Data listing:
◆ ◆ ◆
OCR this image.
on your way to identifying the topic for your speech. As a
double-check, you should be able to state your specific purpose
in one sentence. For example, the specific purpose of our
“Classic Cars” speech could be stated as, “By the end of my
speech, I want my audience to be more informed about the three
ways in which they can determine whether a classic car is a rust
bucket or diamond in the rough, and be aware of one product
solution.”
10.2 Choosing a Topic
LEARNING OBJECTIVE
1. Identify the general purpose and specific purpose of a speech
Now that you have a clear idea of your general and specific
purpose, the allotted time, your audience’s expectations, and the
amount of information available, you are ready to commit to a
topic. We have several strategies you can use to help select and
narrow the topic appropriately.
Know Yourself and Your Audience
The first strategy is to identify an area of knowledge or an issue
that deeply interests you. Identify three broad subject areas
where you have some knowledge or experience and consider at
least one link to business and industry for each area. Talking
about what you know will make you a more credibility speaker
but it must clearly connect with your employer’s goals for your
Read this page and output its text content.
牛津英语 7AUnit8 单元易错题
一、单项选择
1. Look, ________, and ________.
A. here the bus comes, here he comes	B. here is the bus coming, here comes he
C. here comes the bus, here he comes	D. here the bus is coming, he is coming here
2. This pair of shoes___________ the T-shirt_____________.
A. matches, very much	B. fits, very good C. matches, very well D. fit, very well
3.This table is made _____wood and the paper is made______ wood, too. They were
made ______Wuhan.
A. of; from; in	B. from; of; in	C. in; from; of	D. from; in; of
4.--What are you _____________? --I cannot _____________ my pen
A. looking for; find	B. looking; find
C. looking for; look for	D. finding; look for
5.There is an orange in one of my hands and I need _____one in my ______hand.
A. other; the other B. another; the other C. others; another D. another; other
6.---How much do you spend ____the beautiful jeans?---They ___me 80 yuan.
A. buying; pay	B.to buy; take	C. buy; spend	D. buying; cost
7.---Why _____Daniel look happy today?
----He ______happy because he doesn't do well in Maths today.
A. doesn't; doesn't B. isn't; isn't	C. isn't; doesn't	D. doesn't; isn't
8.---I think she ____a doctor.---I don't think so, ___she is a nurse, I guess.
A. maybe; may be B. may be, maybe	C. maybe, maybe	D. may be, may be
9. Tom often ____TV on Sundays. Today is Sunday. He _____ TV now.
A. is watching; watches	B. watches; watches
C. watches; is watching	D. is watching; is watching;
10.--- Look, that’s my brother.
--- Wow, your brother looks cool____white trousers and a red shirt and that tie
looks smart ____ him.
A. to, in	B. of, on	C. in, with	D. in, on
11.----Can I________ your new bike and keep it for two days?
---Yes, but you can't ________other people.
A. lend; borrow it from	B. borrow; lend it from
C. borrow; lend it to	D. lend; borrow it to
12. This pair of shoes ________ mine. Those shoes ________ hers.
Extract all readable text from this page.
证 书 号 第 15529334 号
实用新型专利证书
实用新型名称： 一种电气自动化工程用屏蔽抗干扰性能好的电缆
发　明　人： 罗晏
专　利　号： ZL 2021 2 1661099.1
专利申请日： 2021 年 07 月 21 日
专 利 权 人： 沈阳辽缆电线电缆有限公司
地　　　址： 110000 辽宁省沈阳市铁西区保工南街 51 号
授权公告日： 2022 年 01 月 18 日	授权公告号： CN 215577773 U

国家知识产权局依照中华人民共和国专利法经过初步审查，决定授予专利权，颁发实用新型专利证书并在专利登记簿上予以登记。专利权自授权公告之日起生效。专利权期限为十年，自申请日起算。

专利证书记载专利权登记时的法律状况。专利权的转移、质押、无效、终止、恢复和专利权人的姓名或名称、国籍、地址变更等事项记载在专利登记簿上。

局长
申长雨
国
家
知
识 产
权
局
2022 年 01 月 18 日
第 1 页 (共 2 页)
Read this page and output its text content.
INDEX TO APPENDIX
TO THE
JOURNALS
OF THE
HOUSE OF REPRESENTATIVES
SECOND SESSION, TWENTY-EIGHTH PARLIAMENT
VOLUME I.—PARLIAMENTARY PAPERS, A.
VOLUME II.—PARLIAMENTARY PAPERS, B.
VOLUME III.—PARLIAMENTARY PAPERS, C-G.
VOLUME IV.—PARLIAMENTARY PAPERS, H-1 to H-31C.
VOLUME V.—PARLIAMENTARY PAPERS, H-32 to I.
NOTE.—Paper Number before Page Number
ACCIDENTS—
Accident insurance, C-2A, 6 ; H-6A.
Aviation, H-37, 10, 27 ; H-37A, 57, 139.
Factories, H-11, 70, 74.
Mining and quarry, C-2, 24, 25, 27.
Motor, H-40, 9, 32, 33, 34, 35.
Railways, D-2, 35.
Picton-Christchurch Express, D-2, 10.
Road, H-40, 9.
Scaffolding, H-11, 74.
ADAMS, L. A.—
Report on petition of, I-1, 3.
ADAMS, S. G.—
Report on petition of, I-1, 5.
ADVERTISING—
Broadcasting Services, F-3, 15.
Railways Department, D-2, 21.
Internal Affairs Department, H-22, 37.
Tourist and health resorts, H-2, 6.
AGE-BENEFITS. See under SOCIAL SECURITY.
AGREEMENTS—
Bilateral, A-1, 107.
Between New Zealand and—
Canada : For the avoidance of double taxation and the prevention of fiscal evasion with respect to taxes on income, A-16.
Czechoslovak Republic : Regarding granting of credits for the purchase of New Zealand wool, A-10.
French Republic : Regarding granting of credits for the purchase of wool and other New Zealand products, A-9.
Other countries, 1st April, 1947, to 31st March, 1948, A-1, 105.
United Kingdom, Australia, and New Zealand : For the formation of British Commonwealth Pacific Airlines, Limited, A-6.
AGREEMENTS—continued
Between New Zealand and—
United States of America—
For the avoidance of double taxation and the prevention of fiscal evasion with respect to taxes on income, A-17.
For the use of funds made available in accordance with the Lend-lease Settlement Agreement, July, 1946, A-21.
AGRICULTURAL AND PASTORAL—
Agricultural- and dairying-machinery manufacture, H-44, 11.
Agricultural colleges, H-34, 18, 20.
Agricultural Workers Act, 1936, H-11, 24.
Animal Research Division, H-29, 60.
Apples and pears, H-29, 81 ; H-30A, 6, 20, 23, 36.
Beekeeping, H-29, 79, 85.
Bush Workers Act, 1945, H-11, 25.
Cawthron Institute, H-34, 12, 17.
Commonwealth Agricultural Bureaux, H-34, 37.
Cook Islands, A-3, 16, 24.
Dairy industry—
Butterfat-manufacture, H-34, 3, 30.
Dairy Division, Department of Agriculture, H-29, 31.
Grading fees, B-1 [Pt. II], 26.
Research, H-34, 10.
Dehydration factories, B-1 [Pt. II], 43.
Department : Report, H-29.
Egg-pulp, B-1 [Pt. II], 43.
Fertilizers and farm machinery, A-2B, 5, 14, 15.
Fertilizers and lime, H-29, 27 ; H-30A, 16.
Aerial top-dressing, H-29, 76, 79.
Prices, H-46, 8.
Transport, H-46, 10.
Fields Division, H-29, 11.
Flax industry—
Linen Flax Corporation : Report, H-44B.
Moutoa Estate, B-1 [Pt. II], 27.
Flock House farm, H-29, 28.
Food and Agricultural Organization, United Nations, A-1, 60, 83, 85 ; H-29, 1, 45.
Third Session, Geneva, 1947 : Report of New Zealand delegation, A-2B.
◆ ◆ ◆
Retype every record above exactly as written.

**RESPONSE TO THIS EXERCISE**:
OCR this image.
on your way to identifying the topic for your speech. As a
double-check, you should be able to state your specific purpose
in one sentence. For example, the specific purpose of our
“Classic Cars” speech could be stated as, “By the end of my
speech, I want my audience to be more informed about the three
ways in which they can determine whether a classic car is a rust
bucket or diamond in the rough, and be aware of one product
solution.”
10.2 Choosing a Topic
LEARNING OBJECTIVE
1. Identify the general purpose and specific purpose of a speech
Now that you have a clear idea of your general and specific
purpose, the allotted time, your audience’s expectations, and the
amount of information available, you are ready to commit to a
topic. We have several strategies you can use to help select and
narrow the topic appropriately.
Know Yourself and Your Audience
The first strategy is to identify an area of knowledge or an issue
that deeply interests you. Identify three broad subject areas
where you have some knowledge or experience and consider at
least one link to business and industry for each area. Talking
about what you know will make you a more credibility speaker
but it must clearly connect with your employer’s goals for your
Read this page and output its text content.
牛津英语 7AUnit8 单元易错题
一、单项选择
1. Look, ________, and ________.
A. here the bus comes, here he comes	B. here is the bus coming, here comes he
C. here comes the bus, here he comes	D. here the bus is coming, he is coming here
2. This pair of shoes___________ the T-shirt_____________.
A. matches, very much	B. fits, very good C. matches, very well D. fit, very well
3.This table is made _____wood and the paper is made______ wood, too. They were
made ______Wuhan.
A. of; from; in	B. from; of; in	C. in; from; of	D. from; in; of
4.--What are you _____________? --I cannot _____________ my pen
A. looking for; find	B. looking; find
C. looking for; look for	D. finding; look for
5.There is an orange in one of my hands and I need _____one in my ______hand.
A. other; the other B. another; the other C. others; another D. another; other
6.---How much do you spend ____the beautiful jeans?---They ___me 80 yuan.
A. buying; pay	B.to buy; take	C. buy; spend	D. buying; cost
7.---Why _____Daniel look happy today?
----He ______happy because he doesn't do well in Maths today.
A. doesn't; doesn't B. isn't; isn't	C. isn't; doesn't	D. doesn't; isn't
8.---I think she ____a doctor.---I don't think so, ___she is a nurse, I guess.
A. maybe; may be B. may be, maybe	C. maybe, maybe	D. may be, may be
9. Tom often ____TV on Sundays. Today is Sunday. He _____ TV now.
A. is watching; watches	B. watches; watches
C. watches; is watching	D. is watching; is watching;
10.--- Look, that’s my brother.
--- Wow, your brother looks cool____white trousers and a red shirt and that tie
looks smart ____ him.
A. to, in	B. of, on	C. in, with	D. in, on
11.----Can I________ your new bike and keep it for two days?
---Yes, but you can't ________other people.
A. lend; borrow it from	B. borrow; lend it from
C. borrow; lend it to	D. lend; borrow it to
12. This pair of shoes ________ mine. Those shoes ________ hers.
Extract all readable text from this page.
证 书 号 第 15529334 号
实用新型专利证书
实用新型名称： 一种电气自动化工程用屏蔽抗干扰性能好的电缆
发　明　人： 罗晏
专　利　号： ZL 2021 2 1661099.1
专利申请日： 2021 年 07 月 21 日
专 利 权 人： 沈阳辽缆电线电缆有限公司
地　　　址： 110000 辽宁省沈阳市铁西区保工南街 51 号
授权公告日： 2022 年 01 月 18 日	授权公告号： CN 215577773 U

国家知识产权局依照中华人民共和国专利法经过初步审查，决定授予专利权，颁发实用新型专利证书并在专利登记簿上予以登记。专利权自授权公告之日起生效。专利权期限为十年，自申请日起算。

专利证书记载专利权登记时的法律状况。专利权的转移、质押、无效、终止、恢复和专利权人的姓名或名称、国籍、地址变更等事项记载在专利登记簿上。

局长
申长雨
国
家
知
识 产
权
局
2022 年 01 月 18 日
第 1 页 (共 2 页)
Read this page and output its text content.
INDEX TO APPENDIX
TO THE
JOURNALS
OF THE
HOUSE OF REPRESENTATIVES
SECOND SESSION, TWENTY-EIGHTH PARLIAMENT
VOLUME I.—PARLIAMENTARY PAPERS, A.
VOLUME II.—PARLIAMENTARY PAPERS, B.
VOLUME III.—PARLIAMENTARY PAPERS, C-G.
VOLUME IV.—PARLIAMENTARY PAPERS, H-1 to H-31C.
VOLUME V.—PARLIAMENTARY PAPERS, H-32 to I.
NOTE.—Paper Number before Page Number
ACCIDENTS—
Accident insurance, C-2A, 6 ; H-6A.
Aviation, H-37, 10, 27 ; H-37A, 57, 139.
Factories, H-11, 70, 74.
Mining and quarry, C-2, 24, 25, 27.
Motor, H-40, 9, 32, 33, 34, 35.
Railways, D-2, 35.
Picton-Christchurch Express, D-2, 10.
Road, H-40, 9.
Scaffolding, H-11, 74.
ADAMS, L. A.—
Report on petition of, I-1, 3.
ADAMS, S. G.—
Report on petition of, I-1, 5.
ADVERTISING—
Broadcasting Services, F-3, 15.
Railways Department, D-2, 21.
Internal Affairs Department, H-22, 37.
Tourist and health resorts, H-2, 6.
AGE-BENEFITS. See under SOCIAL SECURITY.
AGREEMENTS—
Bilateral, A-1, 107.
Between New Zealand and—
Canada : For the avoidance of double taxation and the prevention of fiscal evasion with respect to taxes on income, A-16.
Czechoslovak Republic : Regarding granting of credits for the purchase of New Zealand wool, A-10.
French Republic : Regarding granting of credits for the purchase of wool and other New Zealand products, A-9.
Other countries, 1st April, 1947, to 31st March, 1948, A-1, 105.
United Kingdom, Australia, and New Zealand : For the formation of British Commonwealth Pacific Airlines, Limited, A-6.
AGREEMENTS—continued
Between New Zealand and—
United States of America—
For the avoidance of double taxation and the prevention of fiscal evasion with respect to taxes on income, A-17.
For the use of funds made available in accordance with the Lend-lease Settlement Agreement, July, 1946, A-21.
AGRICULTURAL AND PASTORAL—
Agricultural- and dairying-machinery manufacture, H-44, 11.
Agricultural colleges, H-34, 18, 20.
Agricultural Workers Act, 1936, H-11, 24.
Animal Research Division, H-29, 60.
Apples and pears, H-29, 81 ; H-30A, 6, 20, 23, 36.
Beekeeping, H-29, 79, 85.
Bush Workers Act, 1945, H-11, 25.
Cawthron Institute, H-34, 12, 17.
Commonwealth Agricultural Bureaux, H-34, 37.
Cook Islands, A-3, 16, 24.
Dairy industry—
Butterfat-manufacture, H-34, 3, 30.
Dairy Division, Department of Agriculture, H-29, 31.
Grading fees, B-1 [Pt. II], 26.
Research, H-34, 10.
Dehydration factories, B-1 [Pt. II], 43.
Department : Report, H-29.
Egg-pulp, B-1 [Pt. II], 43.
Fertilizers and farm machinery, A-2B, 5, 14, 15.
Fertilizers and lime, H-29, 27 ; H-30A, 16.
Aerial top-dressing, H-29, 76, 79.
Prices, H-46, 8.
Transport, H-46, 10.
Fields Division, H-29, 11.
Flax industry—
Linen Flax Corporation : Report, H-44B.
Moutoa Estate, B-1 [Pt. II], 27.
Flock House farm, H-29, 28.
Food and Agricultural Organization, United Nations, A-1, 60, 83, 85 ; H-29, 1, 45.
Third Session, Geneva, 1947 : Report of New Zealand delegation, A-2B.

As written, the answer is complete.